| Istruzioni del compito |
1: Nel brano selezionato, che cos'è l'uomo secondo l'oggettivismo artificiale?
2: Trascrivi dal brano selezionato tutto il testo da "Fino a non molto" fino a "gestire gli elementi.", senza cambiare nulla.

| Brano selezionato |
☆ ☆ ☆ ☆ ☆

Fino a non molto tempo fa si trattava di un oggettivismo naturale: l’uomo è solo materiale secondo natura con qualche abilità che l’evoluzione gli ha fatto raggiungere prima di altri elementi della biosfera. L’uomo non è che una scimmia nuda. Ma ora si sta profilando un’immaginazione umana legata alle possibilità di un oggettivismo artificiale, l’uomo è una macchina di cui la tecnologia ha imparato a gestire gli elementi.
Non ha dunque nulla di diverso dalle stesse macchine che quella stessa tecnologia ha costruito a immagine e somiglianza del congegno umano. Poiché non esiste una differenza apprezzabile fra i due generi di prodotto è lecito immaginare un tempo nel quale l’essere umano sarà un ibrido costruito con elementi artificiali. Ma anche, come preconizzato nel 1987 da Ridley Scott in Blade Runner, ricostruito artificialmente in toto. Un giorno non molto lontano, si preannuncia, sarà la tecnologia a partorirci. Per ora non è necessario che tutto questo sia del tutto attuabile. Sta già cambiando la concezione dell’uomo per il solo fatto che tutto questo possa essere anche solo immaginato.

☆ ☆ ☆ ☆ ☆

Dati per il riconoscimento della struttura dei documenti
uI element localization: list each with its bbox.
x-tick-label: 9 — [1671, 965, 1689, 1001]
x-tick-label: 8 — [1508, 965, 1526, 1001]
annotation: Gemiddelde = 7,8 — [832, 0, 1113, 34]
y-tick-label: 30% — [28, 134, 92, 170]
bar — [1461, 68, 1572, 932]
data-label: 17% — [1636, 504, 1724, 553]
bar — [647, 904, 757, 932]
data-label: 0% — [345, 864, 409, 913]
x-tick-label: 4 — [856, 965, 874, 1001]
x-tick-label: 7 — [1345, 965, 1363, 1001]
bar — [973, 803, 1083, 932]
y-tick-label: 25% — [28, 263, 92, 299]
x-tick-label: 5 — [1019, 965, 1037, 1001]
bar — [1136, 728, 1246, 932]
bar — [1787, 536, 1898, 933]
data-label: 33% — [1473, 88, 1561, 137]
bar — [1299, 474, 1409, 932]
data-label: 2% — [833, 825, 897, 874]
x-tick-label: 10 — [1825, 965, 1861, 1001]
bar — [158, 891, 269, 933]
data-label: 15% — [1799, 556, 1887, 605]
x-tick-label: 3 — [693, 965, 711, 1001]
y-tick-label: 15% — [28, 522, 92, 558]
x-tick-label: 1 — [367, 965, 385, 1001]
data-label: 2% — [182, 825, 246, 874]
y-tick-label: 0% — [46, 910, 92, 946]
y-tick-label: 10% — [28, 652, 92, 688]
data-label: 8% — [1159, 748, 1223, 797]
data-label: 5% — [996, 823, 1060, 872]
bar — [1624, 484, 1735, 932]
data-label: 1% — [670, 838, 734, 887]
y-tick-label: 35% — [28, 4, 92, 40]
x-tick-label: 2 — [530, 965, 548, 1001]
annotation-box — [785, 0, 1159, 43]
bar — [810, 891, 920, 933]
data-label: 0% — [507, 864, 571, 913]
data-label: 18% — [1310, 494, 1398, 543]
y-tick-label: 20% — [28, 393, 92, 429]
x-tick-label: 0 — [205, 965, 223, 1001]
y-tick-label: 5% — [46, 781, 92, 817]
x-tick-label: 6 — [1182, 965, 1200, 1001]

☆ ☆ ☆ ☆ ☆

| Risultati dell'esercizio |
1: Una macchina di cui la tecnologia ha imparato a gestire gli elementi.

2:
Fino a non molto tempo fa si trattava di un oggettivismo naturale: l’uomo è solo materiale secondo natura con qualche abilità che l’evoluzione gli ha fatto raggiungere prima di altri elementi della biosfera. L’uomo non è che una scimmia nuda. Ma ora si sta profilando un’immaginazione umana legata alle possibilità di un oggettivismo artificiale, l’uomo è una macchina di cui la tecnologia ha imparato a gestire gli elementi.